[TEXT PROVIDED]
::::::::

Case Name: The MIAMI HERALD PUBLISHING COMPANY, A DIVISION OF KNIGHT-RIDDER, INC. and Joel Achenbach, Petitioners, v. Aristides MOREJON, Respondent
Court: Florida District Court of Appeal
Jurisdiction: Florida
Decision Date: 1988-07-26
Citations: 529 So. 2d 1204
Docket Number: No. 87-1903
Parties: The MIAMI HERALD PUBLISHING COMPANY, A DIVISION OF KNIGHT-RIDDER, INC. and Joel Achenbach, Petitioners, v. Aristides MOREJON, Respondent.
Judges: Before HUBBART, DANIEL S. PEARSON and FERGUSON, JJ.
Reporter: Southern Reporter, Second Series
Volume: 529
Pages: 1204–1208

Head Matter:
The MIAMI HERALD PUBLISHING COMPANY, A DIVISION OF KNIGHT-RIDDER, INC. and Joel Achenbach, Petitioners, v. Aristides MOREJON, Respondent.
No. 87-1903.
District Court of Appeal of Florida, Third District.
July 26, 1988.

::::::::

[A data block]
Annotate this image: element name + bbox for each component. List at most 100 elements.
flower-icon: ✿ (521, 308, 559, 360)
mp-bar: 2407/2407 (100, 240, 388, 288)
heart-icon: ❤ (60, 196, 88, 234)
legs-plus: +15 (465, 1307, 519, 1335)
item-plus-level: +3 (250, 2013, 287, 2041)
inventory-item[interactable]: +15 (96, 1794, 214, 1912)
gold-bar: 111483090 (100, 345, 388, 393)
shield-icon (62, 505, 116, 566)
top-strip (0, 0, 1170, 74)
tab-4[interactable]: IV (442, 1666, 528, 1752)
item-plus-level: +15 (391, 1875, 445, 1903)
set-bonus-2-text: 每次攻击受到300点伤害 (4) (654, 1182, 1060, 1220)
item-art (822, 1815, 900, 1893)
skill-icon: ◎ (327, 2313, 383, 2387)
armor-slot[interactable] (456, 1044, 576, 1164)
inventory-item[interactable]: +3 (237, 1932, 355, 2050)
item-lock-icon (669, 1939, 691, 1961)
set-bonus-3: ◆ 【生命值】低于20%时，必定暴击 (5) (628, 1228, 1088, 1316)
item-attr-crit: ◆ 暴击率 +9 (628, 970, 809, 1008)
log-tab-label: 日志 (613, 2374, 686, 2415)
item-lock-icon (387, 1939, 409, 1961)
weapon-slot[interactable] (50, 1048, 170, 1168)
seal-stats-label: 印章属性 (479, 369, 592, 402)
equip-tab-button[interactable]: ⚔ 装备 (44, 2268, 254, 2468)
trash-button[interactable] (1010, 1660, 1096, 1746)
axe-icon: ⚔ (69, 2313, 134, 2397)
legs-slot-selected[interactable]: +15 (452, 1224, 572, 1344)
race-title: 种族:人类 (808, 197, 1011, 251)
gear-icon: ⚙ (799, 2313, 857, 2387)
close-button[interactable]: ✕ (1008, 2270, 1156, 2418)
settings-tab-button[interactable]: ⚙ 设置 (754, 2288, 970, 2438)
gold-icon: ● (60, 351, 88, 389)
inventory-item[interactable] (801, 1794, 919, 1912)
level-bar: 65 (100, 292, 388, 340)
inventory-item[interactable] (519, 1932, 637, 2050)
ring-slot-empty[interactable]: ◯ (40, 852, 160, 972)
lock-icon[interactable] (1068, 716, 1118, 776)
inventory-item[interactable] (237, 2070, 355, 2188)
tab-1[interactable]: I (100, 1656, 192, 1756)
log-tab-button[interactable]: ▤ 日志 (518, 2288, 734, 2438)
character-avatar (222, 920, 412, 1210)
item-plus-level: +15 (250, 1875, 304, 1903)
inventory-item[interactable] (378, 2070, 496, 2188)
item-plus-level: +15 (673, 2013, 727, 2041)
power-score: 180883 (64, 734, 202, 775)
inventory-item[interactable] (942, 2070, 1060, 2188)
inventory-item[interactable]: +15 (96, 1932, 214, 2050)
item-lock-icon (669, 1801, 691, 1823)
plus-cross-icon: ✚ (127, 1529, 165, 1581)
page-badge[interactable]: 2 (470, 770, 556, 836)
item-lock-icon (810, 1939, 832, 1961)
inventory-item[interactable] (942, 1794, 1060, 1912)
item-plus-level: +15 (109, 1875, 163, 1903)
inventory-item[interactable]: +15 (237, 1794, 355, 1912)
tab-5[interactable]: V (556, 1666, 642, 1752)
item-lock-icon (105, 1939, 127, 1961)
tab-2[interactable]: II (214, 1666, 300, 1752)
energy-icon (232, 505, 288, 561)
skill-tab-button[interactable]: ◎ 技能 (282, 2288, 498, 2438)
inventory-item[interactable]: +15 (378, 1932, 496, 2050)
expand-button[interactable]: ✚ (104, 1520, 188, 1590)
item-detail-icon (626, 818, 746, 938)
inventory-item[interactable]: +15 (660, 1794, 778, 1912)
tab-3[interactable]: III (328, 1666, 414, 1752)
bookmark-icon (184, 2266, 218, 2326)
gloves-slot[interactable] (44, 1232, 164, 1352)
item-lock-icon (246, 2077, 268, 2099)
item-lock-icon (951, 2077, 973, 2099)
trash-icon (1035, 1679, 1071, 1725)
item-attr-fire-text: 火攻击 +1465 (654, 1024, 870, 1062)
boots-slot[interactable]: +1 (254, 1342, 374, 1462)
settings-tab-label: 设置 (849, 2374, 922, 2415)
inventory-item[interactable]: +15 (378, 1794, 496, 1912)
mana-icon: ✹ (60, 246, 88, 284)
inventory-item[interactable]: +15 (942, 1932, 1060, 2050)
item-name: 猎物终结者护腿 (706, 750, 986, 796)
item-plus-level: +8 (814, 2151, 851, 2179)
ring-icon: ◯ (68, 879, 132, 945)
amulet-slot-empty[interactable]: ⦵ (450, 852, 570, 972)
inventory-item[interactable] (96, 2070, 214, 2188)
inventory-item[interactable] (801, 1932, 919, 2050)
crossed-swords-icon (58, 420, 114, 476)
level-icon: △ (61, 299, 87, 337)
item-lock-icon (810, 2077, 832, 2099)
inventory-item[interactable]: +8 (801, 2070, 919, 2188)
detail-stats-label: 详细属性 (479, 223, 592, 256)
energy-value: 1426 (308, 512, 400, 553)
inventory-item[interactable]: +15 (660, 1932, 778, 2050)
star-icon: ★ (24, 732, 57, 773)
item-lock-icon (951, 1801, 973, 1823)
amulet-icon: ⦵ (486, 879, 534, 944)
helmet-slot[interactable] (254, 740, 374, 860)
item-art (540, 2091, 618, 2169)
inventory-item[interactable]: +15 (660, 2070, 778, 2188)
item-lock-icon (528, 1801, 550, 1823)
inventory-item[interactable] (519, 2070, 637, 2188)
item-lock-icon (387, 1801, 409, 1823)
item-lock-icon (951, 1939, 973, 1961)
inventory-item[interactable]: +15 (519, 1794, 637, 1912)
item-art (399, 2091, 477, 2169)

::::::::

[TASK REQUIREMENTS] Retype the portion of the case header starting at "Reporter: Southern Reporter, Second" and ending at "July 26, 1988.". This material comes from a separate source.

[FINISHED TASK]
Reporter: Southern Reporter, Second Series
Volume: 529
Pages: 1204–1208

Head Matter:
The MIAMI HERALD PUBLISHING COMPANY, A DIVISION OF KNIGHT-RIDDER, INC. and Joel Achenbach, Petitioners, v. Aristides MOREJON, Respondent.
No. 87-1903.
District Court of Appeal of Florida, Third District.
July 26, 1988.